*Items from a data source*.
....

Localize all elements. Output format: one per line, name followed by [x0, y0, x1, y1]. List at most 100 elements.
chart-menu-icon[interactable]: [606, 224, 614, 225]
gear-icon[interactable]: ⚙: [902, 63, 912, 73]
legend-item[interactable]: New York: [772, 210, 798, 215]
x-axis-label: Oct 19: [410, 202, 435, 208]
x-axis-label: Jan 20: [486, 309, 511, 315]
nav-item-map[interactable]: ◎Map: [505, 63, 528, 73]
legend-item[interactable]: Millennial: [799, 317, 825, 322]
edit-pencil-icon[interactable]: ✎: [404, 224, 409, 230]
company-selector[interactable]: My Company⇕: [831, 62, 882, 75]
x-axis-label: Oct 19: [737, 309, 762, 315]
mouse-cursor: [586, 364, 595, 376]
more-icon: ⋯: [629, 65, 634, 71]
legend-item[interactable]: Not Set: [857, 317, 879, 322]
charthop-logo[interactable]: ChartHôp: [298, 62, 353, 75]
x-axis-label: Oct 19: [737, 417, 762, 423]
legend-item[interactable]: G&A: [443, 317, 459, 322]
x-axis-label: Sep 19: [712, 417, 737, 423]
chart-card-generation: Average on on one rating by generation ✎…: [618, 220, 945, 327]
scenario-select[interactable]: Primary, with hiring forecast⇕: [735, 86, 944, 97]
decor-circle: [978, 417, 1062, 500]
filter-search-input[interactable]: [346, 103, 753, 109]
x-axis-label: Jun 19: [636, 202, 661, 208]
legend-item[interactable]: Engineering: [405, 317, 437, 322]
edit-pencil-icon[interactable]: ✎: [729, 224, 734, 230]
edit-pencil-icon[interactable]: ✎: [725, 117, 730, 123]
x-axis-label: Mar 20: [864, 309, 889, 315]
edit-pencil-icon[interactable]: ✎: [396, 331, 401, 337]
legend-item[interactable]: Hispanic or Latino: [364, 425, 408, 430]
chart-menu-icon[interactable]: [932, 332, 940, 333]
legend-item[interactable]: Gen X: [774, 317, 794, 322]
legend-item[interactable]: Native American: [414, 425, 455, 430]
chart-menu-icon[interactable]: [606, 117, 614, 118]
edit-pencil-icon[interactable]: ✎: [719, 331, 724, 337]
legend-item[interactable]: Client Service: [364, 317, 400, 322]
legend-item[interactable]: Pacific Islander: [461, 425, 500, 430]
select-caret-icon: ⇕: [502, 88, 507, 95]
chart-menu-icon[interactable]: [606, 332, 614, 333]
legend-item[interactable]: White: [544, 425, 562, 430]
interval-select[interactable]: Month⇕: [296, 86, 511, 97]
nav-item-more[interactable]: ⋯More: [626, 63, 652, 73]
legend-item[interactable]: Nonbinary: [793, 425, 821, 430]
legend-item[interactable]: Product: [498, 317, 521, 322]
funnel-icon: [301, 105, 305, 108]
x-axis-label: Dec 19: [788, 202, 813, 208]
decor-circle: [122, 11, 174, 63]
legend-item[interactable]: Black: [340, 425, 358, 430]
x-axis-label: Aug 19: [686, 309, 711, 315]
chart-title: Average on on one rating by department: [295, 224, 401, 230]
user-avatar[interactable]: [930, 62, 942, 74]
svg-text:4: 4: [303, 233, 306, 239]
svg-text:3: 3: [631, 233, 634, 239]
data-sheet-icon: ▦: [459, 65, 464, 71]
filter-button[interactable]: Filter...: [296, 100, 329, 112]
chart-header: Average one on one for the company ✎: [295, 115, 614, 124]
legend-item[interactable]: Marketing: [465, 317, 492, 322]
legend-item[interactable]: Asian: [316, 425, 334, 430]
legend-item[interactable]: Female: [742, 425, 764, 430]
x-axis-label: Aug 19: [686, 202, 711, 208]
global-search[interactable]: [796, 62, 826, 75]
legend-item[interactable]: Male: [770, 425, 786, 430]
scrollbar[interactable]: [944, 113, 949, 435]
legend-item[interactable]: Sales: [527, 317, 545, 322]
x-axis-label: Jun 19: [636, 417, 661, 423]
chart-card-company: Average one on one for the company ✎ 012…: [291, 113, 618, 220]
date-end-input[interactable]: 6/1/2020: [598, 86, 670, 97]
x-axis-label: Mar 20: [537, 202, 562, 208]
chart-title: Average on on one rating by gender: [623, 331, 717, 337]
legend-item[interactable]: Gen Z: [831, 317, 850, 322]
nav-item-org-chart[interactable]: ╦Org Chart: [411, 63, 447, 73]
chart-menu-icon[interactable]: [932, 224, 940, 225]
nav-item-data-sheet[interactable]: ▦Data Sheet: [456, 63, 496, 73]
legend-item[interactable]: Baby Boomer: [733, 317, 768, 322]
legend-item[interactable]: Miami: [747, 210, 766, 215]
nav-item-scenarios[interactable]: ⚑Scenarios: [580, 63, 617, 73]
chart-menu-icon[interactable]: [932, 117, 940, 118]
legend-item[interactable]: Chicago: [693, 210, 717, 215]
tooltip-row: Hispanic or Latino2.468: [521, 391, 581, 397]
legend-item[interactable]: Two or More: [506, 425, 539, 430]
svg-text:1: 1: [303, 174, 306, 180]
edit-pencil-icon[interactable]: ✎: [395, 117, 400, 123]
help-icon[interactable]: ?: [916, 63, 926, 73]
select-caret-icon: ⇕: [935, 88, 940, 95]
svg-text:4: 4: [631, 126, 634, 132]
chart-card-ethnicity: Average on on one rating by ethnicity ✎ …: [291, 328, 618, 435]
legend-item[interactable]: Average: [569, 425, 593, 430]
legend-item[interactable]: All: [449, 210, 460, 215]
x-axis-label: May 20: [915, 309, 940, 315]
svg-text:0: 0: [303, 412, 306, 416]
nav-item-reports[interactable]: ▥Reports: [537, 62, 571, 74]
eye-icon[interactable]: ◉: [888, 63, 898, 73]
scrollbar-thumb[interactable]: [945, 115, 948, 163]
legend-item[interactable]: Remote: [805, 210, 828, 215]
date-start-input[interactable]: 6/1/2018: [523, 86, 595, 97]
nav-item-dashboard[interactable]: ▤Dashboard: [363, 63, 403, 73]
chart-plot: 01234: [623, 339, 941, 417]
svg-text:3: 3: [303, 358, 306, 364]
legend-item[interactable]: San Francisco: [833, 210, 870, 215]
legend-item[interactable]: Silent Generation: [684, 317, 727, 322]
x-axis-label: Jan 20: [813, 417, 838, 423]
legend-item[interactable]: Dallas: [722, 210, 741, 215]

....

*TASK STATEMENT*.
Please express every line of the data above as a JSON list of strings, one string per line, leaving out any blank lines.

*ANSWER TO THIS TASK*.
[
  "Localize all elements. Output format: one per line, name followed by [x0, y0, x1, y1]. List at most 100 elements.",
  "chart-menu-icon[interactable]: [606, 224, 614, 225]",
  "gear-icon[interactable]: ⚙: [902, 63, 912, 73]",
  "legend-item[interactable]: New York: [772, 210, 798, 215]",
  "x-axis-label: Oct 19: [410, 202, 435, 208]",
  "x-axis-label: Jan 20: [486, 309, 511, 315]",
  "nav-item-map[interactable]: ◎Map: [505, 63, 528, 73]",
  "legend-item[interactable]: Millennial: [799, 317, 825, 322]",
  "edit-pencil-icon[interactable]: ✎: [404, 224, 409, 230]",
  "company-selector[interactable]: My Company⇕: [831, 62, 882, 75]",
  "x-axis-label: Oct 19: [737, 309, 762, 315]",
  "mouse-cursor: [586, 364, 595, 376]",
  "more-icon: ⋯: [629, 65, 634, 71]",
  "legend-item[interactable]: Not Set: [857, 317, 879, 322]",
  "charthop-logo[interactable]: ChartHôp: [298, 62, 353, 75]",
  "x-axis-label: Oct 19: [737, 417, 762, 423]",
  "legend-item[interactable]: G&A: [443, 317, 459, 322]",
  "x-axis-label: Sep 19: [712, 417, 737, 423]",
  "chart-card-generation: Average on on one rating by generation ✎…: [618, 220, 945, 327]",
  "scenario-select[interactable]: Primary, with hiring forecast⇕: [735, 86, 944, 97]",
  "decor-circle: [978, 417, 1062, 500]",
  "filter-search-input[interactable]: [346, 103, 753, 109]",
  "x-axis-label: Jun 19: [636, 202, 661, 208]",
  "legend-item[interactable]: Engineering: [405, 317, 437, 322]",
  "edit-pencil-icon[interactable]: ✎: [729, 224, 734, 230]",
  "edit-pencil-icon[interactable]: ✎: [725, 117, 730, 123]",
  "x-axis-label: Mar 20: [864, 309, 889, 315]",
  "edit-pencil-icon[interactable]: ✎: [396, 331, 401, 337]",
  "legend-item[interactable]: Hispanic or Latino: [364, 425, 408, 430]",
  "chart-menu-icon[interactable]: [932, 332, 940, 333]",
  "legend-item[interactable]: Gen X: [774, 317, 794, 322]",
  "legend-item[interactable]: Native American: [414, 425, 455, 430]",
  "chart-menu-icon[interactable]: [606, 117, 614, 118]",
  "edit-pencil-icon[interactable]: ✎: [719, 331, 724, 337]",
  "legend-item[interactable]: Client Service: [364, 317, 400, 322]",
  "legend-item[interactable]: Pacific Islander: [461, 425, 500, 430]",
  "select-caret-icon: ⇕: [502, 88, 507, 95]",
  "chart-menu-icon[interactable]: [606, 332, 614, 333]",
  "legend-item[interactable]: White: [544, 425, 562, 430]",
  "interval-select[interactable]: Month⇕: [296, 86, 511, 97]",
  "nav-item-more[interactable]: ⋯More: [626, 63, 652, 73]",
  "legend-item[interactable]: Nonbinary: [793, 425, 821, 430]",
  "legend-item[interactable]: Product: [498, 317, 521, 322]",
  "funnel-icon: [301, 105, 305, 108]",
  "x-axis-label: Dec 19: [788, 202, 813, 208]",
  "decor-circle: [122, 11, 174, 63]",
  "legend-item[interactable]: Black: [340, 425, 358, 430]",
  "x-axis-label: Aug 19: [686, 309, 711, 315]",
  "chart-title: Average on on one rating by department: [295, 224, 401, 230]",
  "user-avatar[interactable]: [930, 62, 942, 74]",
  "svg-text:4: 4: [303, 233, 306, 239]",
  "svg-text:3: 3: [631, 233, 634, 239]",
  "data-sheet-icon: ▦: [459, 65, 464, 71]",
  "filter-button[interactable]: Filter...: [296, 100, 329, 112]",
  "chart-header: Average one on one for the company ✎: [295, 115, 614, 124]",
  "legend-item[interactable]: Marketing: [465, 317, 492, 322]",
  "legend-item[interactable]: Asian: [316, 425, 334, 430]",
  "legend-item[interactable]: Female: [742, 425, 764, 430]",
  "x-axis-label: Aug 19: [686, 202, 711, 208]",
  "global-search[interactable]: [796, 62, 826, 75]",
  "legend-item[interactable]: Male: [770, 425, 786, 430]",
  "scrollbar[interactable]: [944, 113, 949, 435]",
  "legend-item[interactable]: Sales: [527, 317, 545, 322]",
  "x-axis-label: Jun 19: [636, 417, 661, 423]",
  "chart-card-company: Average one on one for the company ✎ 012…: [291, 113, 618, 220]",
  "date-end-input[interactable]: 6/1/2020: [598, 86, 670, 97]",
  "x-axis-label: Mar 20: [537, 202, 562, 208]",
  "chart-title: Average on on one rating by gender: [623, 331, 717, 337]",
  "legend-item[interactable]: Gen Z: [831, 317, 850, 322]",
  "nav-item-org-chart[interactable]: ╦Org Chart: [411, 63, 447, 73]",
  "chart-menu-icon[interactable]: [932, 224, 940, 225]",
  "nav-item-data-sheet[interactable]: ▦Data Sheet: [456, 63, 496, 73]",
  "legend-item[interactable]: Baby Boomer: [733, 317, 768, 322]",
  "legend-item[interactable]: Miami: [747, 210, 766, 215]",
  "nav-item-scenarios[interactable]: ⚑Scenarios: [580, 63, 617, 73]",
  "chart-menu-icon[interactable]: [932, 117, 940, 118]",
  "legend-item[interactable]: Chicago: [693, 210, 717, 215]",
  "tooltip-row: Hispanic or Latino2.468: [521, 391, 581, 397]",
  "legend-item[interactable]: Two or More: [506, 425, 539, 430]",
  "svg-text:1: 1: [303, 174, 306, 180]",
  "edit-pencil-icon[interactable]: ✎: [395, 117, 400, 123]",
  "help-icon[interactable]: ?: [916, 63, 926, 73]",
  "select-caret-icon: ⇕: [935, 88, 940, 95]",
  "svg-text:4: 4: [631, 126, 634, 132]",
  "chart-card-ethnicity: Average on on one rating by ethnicity ✎ …: [291, 328, 618, 435]",
  "legend-item[interactable]: Average: [569, 425, 593, 430]",
  "legend-item[interactable]: All: [449, 210, 460, 215]",
  "x-axis-label: May 20: [915, 309, 940, 315]",
  "svg-text:0: 0: [303, 412, 306, 416]",
  "nav-item-reports[interactable]: ▥Reports: [537, 62, 571, 74]",
  "eye-icon[interactable]: ◉: [888, 63, 898, 73]",
  "scrollbar-thumb[interactable]: [945, 115, 948, 163]",
  "legend-item[interactable]: Remote: [805, 210, 828, 215]",
  "date-start-input[interactable]: 6/1/2018: [523, 86, 595, 97]",
  "nav-item-dashboard[interactable]: ▤Dashboard: [363, 63, 403, 73]",
  "chart-plot: 01234: [623, 339, 941, 417]",
  "svg-text:3: 3: [303, 358, 306, 364]",
  "legend-item[interactable]: San Francisco: [833, 210, 870, 215]",
  "legend-item[interactable]: Silent Generation: [684, 317, 727, 322]",
  "x-axis-label: Jan 20: [813, 417, 838, 423]",
  "legend-item[interactable]: Dallas: [722, 210, 741, 215]"
]